Since I made a career of professional civil engineering, I certainly took note of the significance of “margin of error”. And I have observed the disasters which have occured caused by civil engineers who didn”t understand the significance of “margin of error”.
Perhaps it was just easier to understand when the primary tool for making calculations was a slide rule, and only 3 significant figures could be obtained, and we darn well knew that the 3rd significant figure had a margin of error of at least +/- 2 , and more likely +/- 3. And when we determined where the decimal point went by approximation using scientific notation.
Hansen’s throwing the easily falsifiable CO2 theory into the mix was simply a subterfuge to make extrapolation look respectable.
Using “magical mathematics” to “smooth” historical data does no more than hide the large variance in observed temperatures, and make the tiny differences obtained by calculation or modeling seem to have far more significance than they actually have. When the margin of error is +/- 2 or 3 F degrees, calculated or modeled future temperatures which all are within the margin of error have no real meaning at all.

Steven Goddard
April 10, 2009 1:40 pm

The level of FUD here is getting hilarious. All of the active buoys show increasing thickness across their period of record. Sad news for people with an emotional need to be alarmed.

Steven Goddard
April 10, 2009 1:48 pm

tty,
Maybe the military zapped the 3 meter thick ice on January 9 with a giant laser beam, and instantly melted the ice!

Craig Moore
April 10, 2009 2:29 pm

Steven Goddard-
I would appreciate learning a bit about your credentials. Thank you.

April 10, 2009 2:44 pm

LarryOldTimer
Well said!
We may have had the same chemistry prof. (Not really, of course, but I had the same or very similar lecture in 1972).
Have the same problems in reading a dial pressure gauge on a pipe in a refinery or chemical plant. The needle may be oscillating rapidly (a blur, actually) over about a 5 to 8 psi range. What reading does one write down? And if the reading is taken every 8 hours for a week, with readings by 3 or 4 different employees on shift, each time with a slightly different figure written down, can the engineer legitimately average those numbers and get a result having one decimal point? NO.
Yet these so-called climate scientists have no problem doing the equivalent to the temperature measurements.

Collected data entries
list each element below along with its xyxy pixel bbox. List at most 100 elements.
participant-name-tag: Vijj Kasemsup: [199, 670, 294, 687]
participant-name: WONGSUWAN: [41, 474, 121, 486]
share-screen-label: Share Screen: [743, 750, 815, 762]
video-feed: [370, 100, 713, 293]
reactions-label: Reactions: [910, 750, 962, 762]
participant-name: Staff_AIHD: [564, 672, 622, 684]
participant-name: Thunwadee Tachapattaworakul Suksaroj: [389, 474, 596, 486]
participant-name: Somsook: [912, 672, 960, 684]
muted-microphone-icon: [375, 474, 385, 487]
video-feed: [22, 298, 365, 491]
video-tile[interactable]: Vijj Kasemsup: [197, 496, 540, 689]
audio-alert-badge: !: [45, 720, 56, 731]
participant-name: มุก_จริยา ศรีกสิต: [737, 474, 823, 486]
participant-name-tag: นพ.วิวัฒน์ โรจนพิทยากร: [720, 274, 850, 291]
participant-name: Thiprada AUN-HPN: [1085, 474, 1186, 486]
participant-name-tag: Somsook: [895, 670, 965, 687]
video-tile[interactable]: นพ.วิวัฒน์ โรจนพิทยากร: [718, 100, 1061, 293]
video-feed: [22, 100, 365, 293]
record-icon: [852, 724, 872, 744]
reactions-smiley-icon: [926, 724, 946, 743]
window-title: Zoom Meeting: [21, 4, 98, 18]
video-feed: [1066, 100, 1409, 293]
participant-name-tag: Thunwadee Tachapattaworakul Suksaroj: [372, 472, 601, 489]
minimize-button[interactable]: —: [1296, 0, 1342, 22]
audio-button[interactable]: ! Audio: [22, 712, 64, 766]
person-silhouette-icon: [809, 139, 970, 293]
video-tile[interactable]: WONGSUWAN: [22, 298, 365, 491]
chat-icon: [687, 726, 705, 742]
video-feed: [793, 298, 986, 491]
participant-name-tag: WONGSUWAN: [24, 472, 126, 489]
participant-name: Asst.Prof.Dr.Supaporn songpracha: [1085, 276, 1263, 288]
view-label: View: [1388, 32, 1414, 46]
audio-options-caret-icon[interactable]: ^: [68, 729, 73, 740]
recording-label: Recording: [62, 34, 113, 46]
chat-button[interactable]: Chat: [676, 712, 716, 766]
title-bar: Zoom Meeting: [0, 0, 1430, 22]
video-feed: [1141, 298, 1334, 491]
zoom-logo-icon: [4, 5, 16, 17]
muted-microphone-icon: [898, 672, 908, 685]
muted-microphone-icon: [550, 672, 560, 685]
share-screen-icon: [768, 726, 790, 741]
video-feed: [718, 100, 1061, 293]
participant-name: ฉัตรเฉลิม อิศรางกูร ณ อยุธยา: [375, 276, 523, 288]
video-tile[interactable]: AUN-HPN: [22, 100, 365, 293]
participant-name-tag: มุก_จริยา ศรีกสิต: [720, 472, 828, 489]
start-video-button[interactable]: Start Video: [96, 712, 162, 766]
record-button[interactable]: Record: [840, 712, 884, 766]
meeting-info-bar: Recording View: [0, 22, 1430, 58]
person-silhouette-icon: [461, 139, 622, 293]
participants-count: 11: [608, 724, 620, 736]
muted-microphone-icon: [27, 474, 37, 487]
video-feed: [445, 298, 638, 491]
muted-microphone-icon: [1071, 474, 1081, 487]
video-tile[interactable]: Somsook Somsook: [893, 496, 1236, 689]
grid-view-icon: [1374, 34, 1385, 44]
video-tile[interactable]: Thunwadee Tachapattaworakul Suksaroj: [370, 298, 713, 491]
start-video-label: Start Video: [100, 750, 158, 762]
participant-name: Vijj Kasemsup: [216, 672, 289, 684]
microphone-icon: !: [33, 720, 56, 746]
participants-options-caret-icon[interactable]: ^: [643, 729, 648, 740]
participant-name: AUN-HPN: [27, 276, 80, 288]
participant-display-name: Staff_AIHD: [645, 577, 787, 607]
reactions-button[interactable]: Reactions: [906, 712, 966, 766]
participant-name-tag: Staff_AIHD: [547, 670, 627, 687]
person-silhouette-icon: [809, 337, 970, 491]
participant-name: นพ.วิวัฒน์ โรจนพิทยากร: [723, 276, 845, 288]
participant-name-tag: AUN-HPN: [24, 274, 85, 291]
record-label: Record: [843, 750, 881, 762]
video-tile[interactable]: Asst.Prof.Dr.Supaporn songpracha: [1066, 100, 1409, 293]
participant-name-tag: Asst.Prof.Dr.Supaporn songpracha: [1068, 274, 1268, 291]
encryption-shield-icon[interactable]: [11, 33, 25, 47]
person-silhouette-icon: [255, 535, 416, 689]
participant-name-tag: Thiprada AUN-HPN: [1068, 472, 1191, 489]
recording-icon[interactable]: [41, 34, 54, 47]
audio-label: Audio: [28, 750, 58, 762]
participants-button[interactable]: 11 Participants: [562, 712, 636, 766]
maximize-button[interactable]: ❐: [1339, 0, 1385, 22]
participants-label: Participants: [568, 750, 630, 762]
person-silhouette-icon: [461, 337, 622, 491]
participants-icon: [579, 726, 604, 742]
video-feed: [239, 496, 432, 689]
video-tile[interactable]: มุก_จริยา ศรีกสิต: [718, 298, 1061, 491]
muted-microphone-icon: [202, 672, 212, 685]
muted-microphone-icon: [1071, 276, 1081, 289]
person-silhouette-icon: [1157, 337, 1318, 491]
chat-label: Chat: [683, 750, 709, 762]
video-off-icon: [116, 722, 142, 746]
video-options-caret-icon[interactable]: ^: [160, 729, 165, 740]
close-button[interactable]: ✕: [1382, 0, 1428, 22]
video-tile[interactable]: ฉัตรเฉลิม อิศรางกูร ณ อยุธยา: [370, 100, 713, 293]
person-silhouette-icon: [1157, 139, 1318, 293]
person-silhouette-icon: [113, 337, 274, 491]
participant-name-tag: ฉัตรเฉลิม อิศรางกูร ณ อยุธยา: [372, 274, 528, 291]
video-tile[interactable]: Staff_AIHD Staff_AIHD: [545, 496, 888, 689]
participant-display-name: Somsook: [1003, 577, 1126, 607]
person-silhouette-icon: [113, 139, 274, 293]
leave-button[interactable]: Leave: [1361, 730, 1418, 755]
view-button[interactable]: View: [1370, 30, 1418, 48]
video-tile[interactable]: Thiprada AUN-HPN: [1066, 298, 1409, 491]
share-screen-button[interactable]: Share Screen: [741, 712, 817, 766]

**What is required:**
Answer these questions about the comment thread:
1. How many significant figures could be obtained with a slide rule?
2. Over about what range does the needle on the dial pressure gauge oscillate?
3. In what year did the commenter replying to LarryOldTimer hear a similar chemistry lecture?

**Expected answer:**
1. 3
2. About 5 to 8 psi
3. 1972